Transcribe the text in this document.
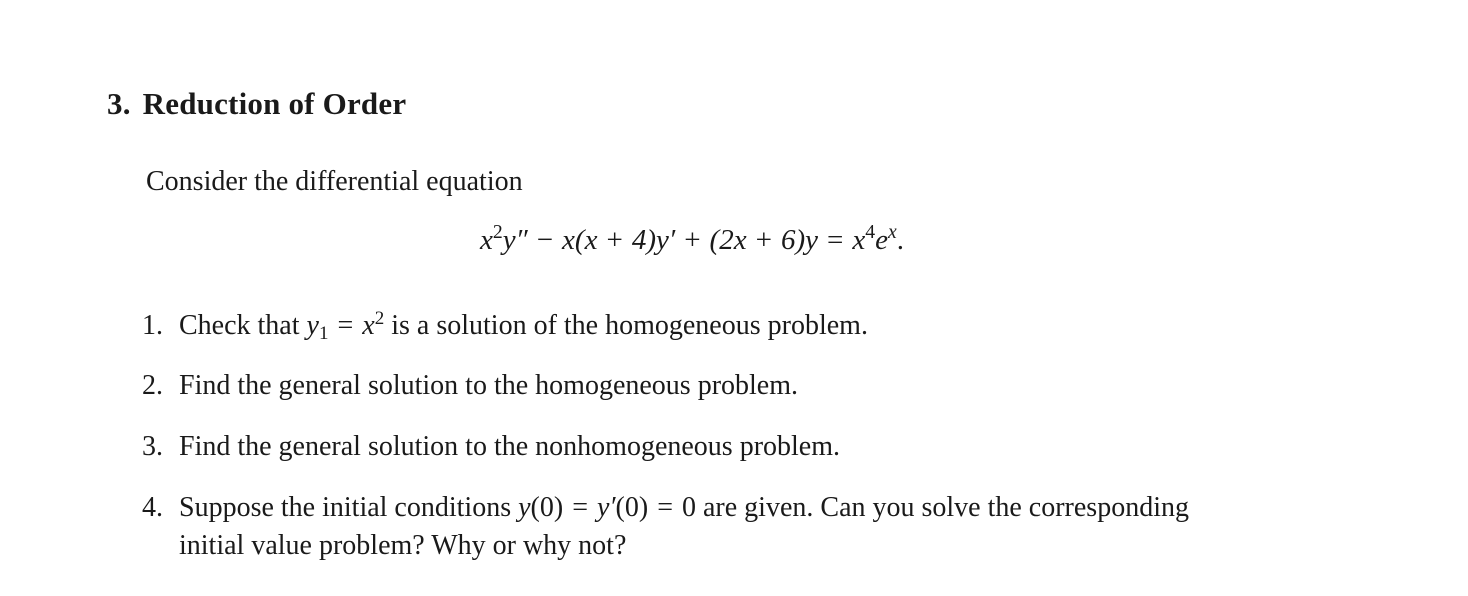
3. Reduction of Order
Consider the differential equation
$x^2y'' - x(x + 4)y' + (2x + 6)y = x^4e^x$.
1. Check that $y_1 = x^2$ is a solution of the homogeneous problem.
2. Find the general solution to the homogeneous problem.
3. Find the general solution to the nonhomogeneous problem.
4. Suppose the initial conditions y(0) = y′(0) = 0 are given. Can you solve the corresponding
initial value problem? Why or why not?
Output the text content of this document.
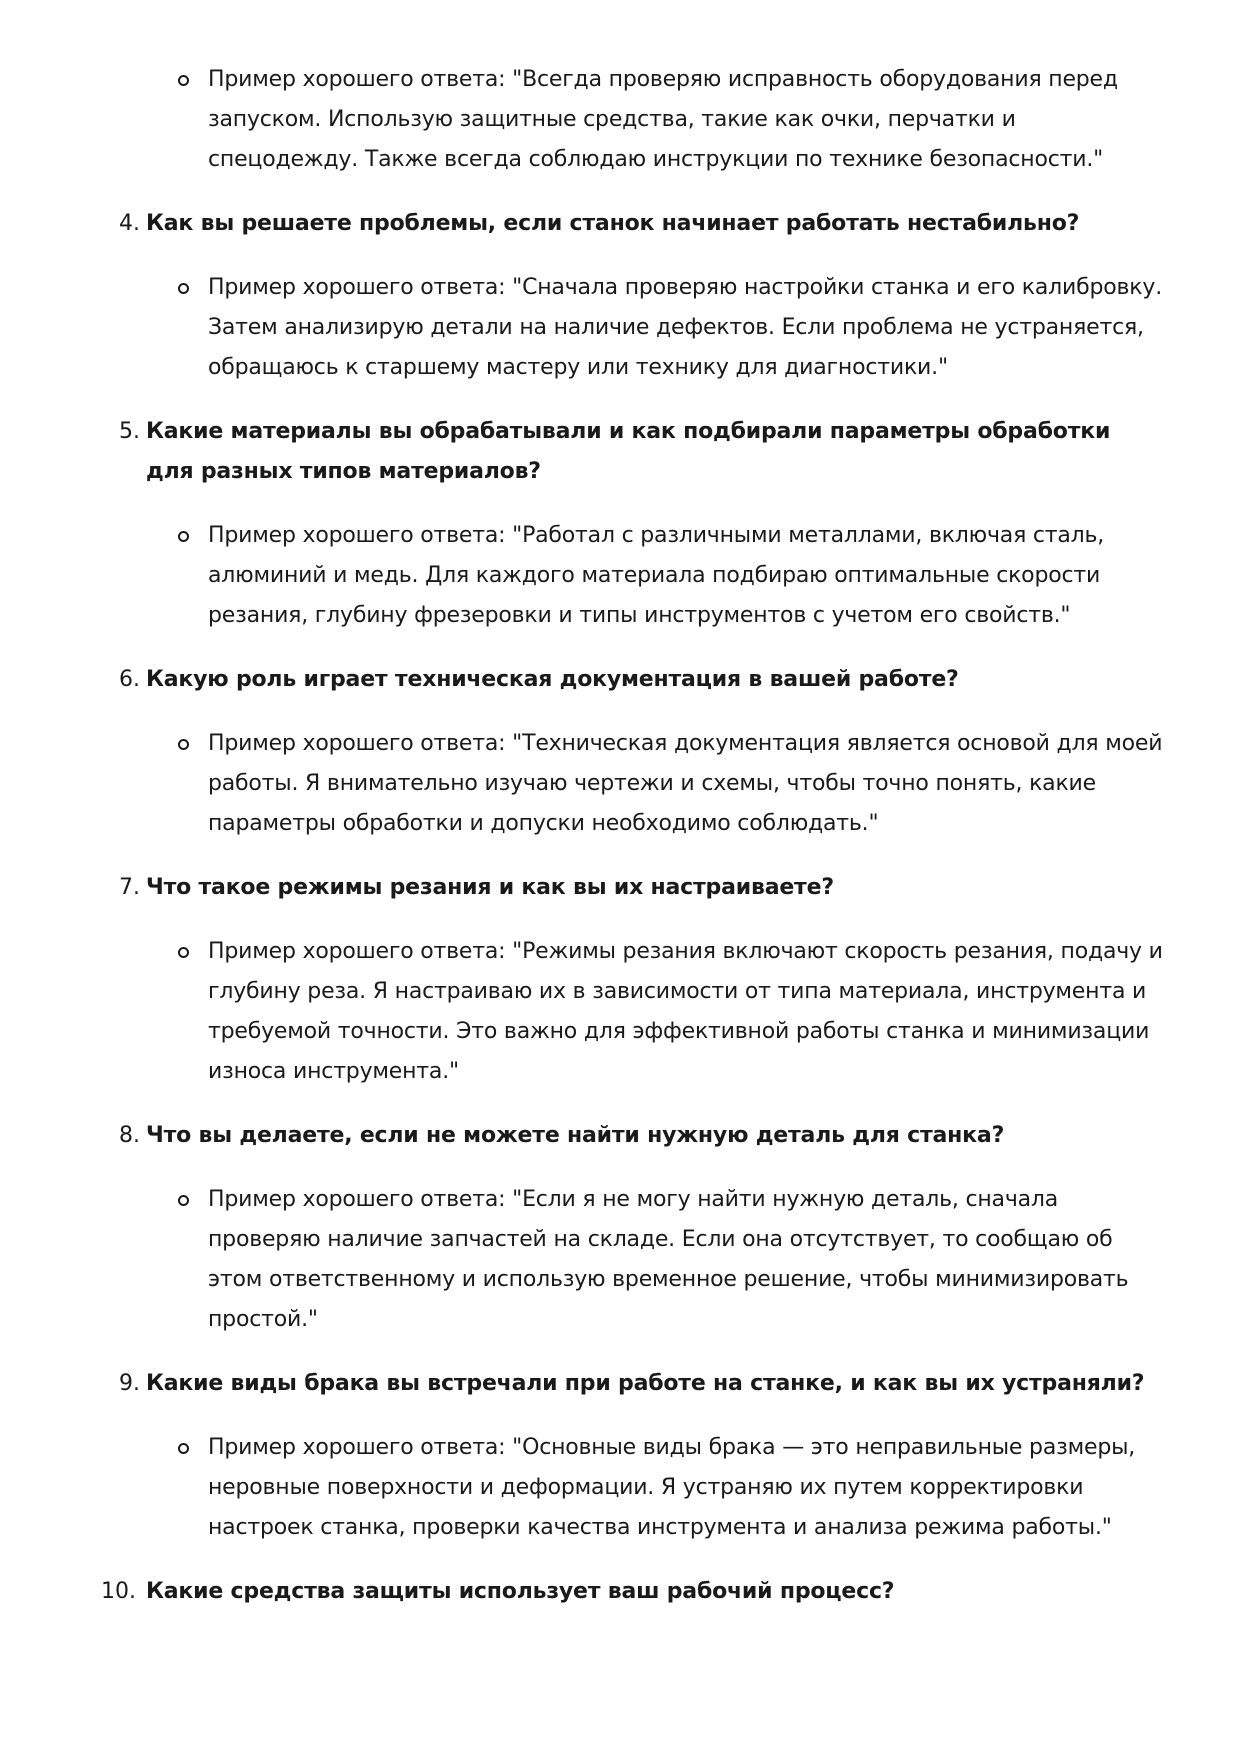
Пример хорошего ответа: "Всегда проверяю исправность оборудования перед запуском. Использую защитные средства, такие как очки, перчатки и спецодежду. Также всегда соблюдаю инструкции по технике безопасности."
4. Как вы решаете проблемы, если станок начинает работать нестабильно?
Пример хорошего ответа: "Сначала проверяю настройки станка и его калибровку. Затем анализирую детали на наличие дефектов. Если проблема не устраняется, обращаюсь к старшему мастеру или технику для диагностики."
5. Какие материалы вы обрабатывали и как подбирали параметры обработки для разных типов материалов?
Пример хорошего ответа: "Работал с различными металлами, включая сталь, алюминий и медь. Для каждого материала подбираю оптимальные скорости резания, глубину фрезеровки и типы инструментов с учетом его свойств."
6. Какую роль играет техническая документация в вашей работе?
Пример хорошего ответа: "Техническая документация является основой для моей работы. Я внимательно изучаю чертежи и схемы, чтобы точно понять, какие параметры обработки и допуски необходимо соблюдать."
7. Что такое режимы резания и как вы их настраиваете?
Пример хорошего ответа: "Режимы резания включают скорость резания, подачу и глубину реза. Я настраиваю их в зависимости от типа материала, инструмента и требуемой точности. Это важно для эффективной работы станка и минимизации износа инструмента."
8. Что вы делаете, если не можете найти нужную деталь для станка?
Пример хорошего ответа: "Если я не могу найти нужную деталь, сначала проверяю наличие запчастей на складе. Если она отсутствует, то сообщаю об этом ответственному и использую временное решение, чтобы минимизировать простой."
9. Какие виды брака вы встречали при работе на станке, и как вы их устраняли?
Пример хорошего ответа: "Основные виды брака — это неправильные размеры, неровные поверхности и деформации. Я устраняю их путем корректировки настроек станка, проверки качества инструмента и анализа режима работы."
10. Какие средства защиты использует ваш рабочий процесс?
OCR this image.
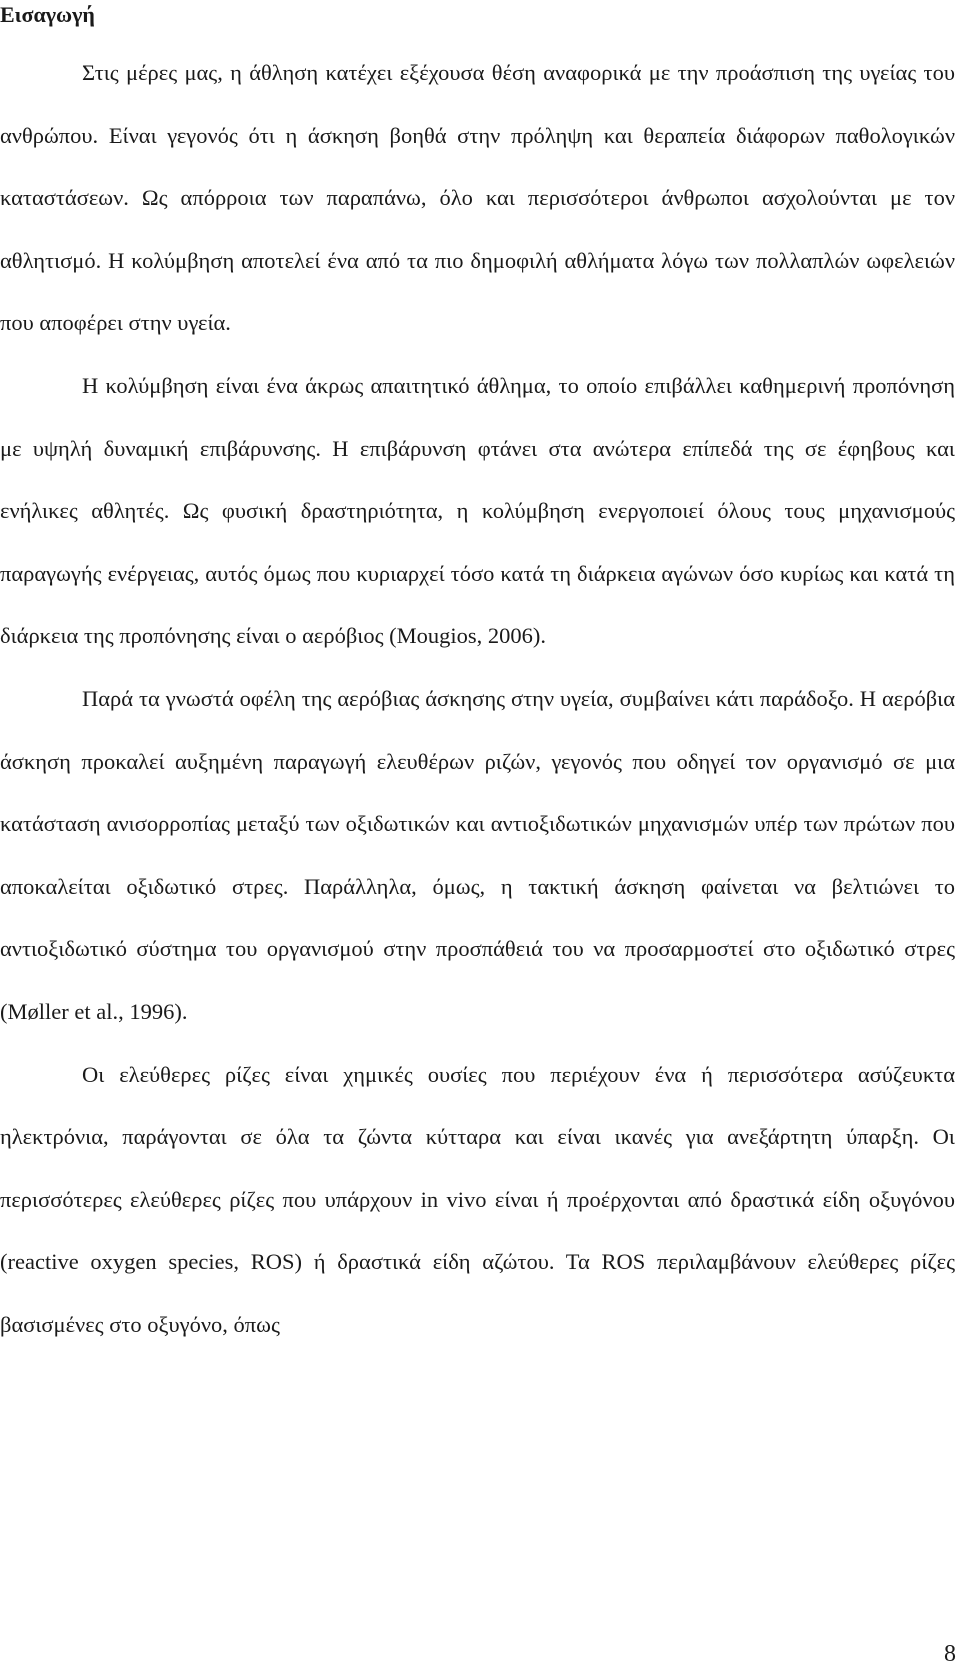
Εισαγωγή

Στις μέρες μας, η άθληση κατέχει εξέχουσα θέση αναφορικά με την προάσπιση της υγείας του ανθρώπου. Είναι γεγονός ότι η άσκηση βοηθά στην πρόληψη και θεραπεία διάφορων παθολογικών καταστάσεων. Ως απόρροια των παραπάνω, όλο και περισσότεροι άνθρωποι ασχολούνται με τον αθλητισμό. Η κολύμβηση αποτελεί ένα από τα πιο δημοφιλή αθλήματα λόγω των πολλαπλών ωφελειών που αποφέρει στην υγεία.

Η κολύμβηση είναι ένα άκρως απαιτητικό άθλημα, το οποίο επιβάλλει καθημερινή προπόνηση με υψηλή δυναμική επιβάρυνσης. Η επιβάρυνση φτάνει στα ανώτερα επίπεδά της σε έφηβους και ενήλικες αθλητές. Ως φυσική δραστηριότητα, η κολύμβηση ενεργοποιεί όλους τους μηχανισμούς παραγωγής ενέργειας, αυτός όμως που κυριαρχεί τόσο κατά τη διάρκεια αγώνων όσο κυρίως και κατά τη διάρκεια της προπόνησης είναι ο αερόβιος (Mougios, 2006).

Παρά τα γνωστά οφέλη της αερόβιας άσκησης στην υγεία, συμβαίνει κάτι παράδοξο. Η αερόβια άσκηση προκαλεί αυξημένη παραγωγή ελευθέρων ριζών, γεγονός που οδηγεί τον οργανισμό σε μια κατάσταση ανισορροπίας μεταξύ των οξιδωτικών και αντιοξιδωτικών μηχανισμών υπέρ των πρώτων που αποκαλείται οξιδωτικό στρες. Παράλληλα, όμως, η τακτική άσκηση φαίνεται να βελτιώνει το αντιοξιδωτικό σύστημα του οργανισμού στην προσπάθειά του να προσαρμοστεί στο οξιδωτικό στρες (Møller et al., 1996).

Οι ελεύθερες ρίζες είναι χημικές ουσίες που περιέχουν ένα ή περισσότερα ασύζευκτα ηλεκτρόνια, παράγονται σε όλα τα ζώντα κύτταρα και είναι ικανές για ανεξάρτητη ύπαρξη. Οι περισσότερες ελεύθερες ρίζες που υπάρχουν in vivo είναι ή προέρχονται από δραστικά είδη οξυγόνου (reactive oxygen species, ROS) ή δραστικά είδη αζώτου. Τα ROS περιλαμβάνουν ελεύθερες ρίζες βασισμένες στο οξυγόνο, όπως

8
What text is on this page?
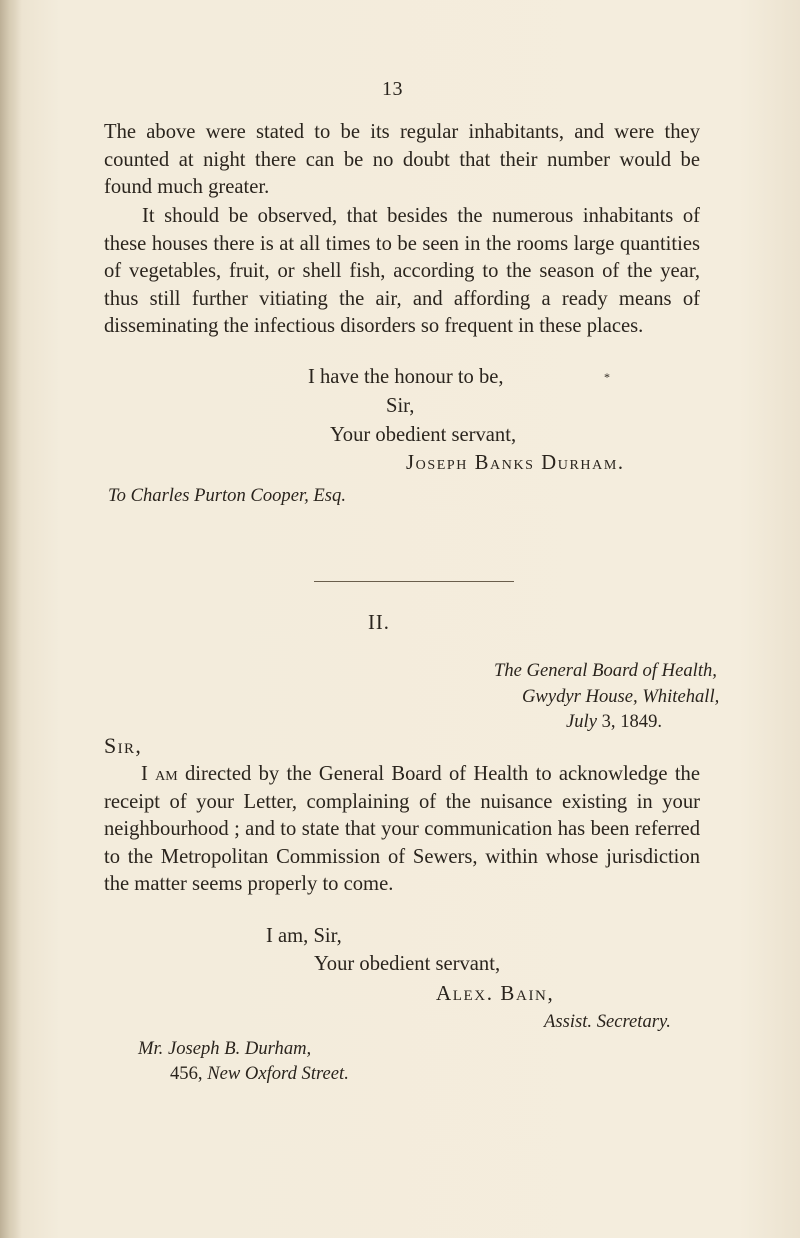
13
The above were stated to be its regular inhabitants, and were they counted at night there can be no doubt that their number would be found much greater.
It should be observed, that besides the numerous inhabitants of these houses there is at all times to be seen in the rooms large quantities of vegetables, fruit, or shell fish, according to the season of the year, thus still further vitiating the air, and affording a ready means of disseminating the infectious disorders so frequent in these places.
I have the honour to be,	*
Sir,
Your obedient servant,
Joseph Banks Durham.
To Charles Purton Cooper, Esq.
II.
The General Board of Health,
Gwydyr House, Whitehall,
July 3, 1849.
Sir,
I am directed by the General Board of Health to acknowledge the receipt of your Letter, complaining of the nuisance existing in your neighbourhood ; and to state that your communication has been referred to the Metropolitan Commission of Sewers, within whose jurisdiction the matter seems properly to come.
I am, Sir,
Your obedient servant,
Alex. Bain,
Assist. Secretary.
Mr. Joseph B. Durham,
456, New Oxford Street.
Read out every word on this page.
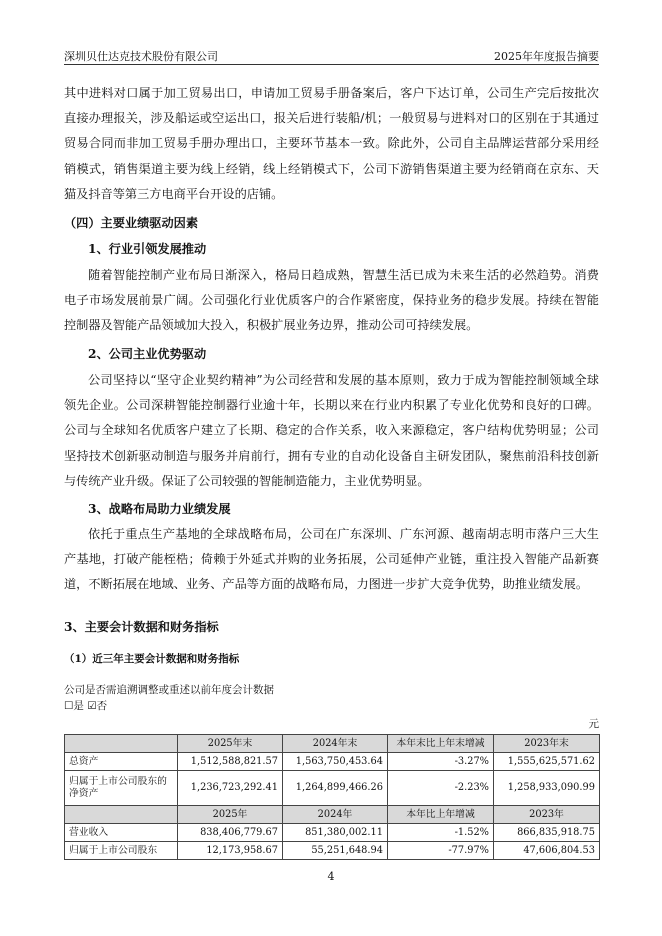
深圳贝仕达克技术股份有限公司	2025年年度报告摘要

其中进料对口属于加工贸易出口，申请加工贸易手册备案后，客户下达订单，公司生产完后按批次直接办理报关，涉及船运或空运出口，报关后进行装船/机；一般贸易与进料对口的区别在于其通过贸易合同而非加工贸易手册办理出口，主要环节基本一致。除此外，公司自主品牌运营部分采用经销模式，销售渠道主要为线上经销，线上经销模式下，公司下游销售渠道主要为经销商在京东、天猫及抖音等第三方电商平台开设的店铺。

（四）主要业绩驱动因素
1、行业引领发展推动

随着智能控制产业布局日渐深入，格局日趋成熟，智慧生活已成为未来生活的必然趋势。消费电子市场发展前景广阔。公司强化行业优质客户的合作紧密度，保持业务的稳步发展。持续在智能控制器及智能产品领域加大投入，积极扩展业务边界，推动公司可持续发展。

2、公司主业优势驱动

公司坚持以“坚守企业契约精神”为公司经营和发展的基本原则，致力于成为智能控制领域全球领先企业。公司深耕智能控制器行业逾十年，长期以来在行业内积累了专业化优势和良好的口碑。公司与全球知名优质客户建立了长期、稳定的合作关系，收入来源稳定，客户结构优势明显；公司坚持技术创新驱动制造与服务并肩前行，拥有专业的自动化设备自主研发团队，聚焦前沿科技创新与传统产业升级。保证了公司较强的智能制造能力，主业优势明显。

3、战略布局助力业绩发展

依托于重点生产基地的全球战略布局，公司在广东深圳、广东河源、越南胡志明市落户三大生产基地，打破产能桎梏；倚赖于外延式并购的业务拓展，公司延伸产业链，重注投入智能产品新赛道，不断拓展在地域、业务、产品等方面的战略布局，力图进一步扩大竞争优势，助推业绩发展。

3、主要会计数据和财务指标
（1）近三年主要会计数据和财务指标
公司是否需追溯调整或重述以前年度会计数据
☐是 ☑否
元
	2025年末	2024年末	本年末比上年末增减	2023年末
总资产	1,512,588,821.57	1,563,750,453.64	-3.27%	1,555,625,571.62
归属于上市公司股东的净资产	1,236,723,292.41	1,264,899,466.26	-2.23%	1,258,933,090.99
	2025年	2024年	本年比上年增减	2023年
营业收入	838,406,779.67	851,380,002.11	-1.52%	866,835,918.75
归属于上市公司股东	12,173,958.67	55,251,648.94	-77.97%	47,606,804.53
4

→ What you need to do
Lines holding the word "solution" in the entries above are the ones to pull out. Copy them all.

→ Final result
1. Check that $y_1 = x^2$ is a solution of the homogeneous problem.
2. Find the general solution to the homogeneous problem.
3. Find the general solution to the nonhomogeneous problem.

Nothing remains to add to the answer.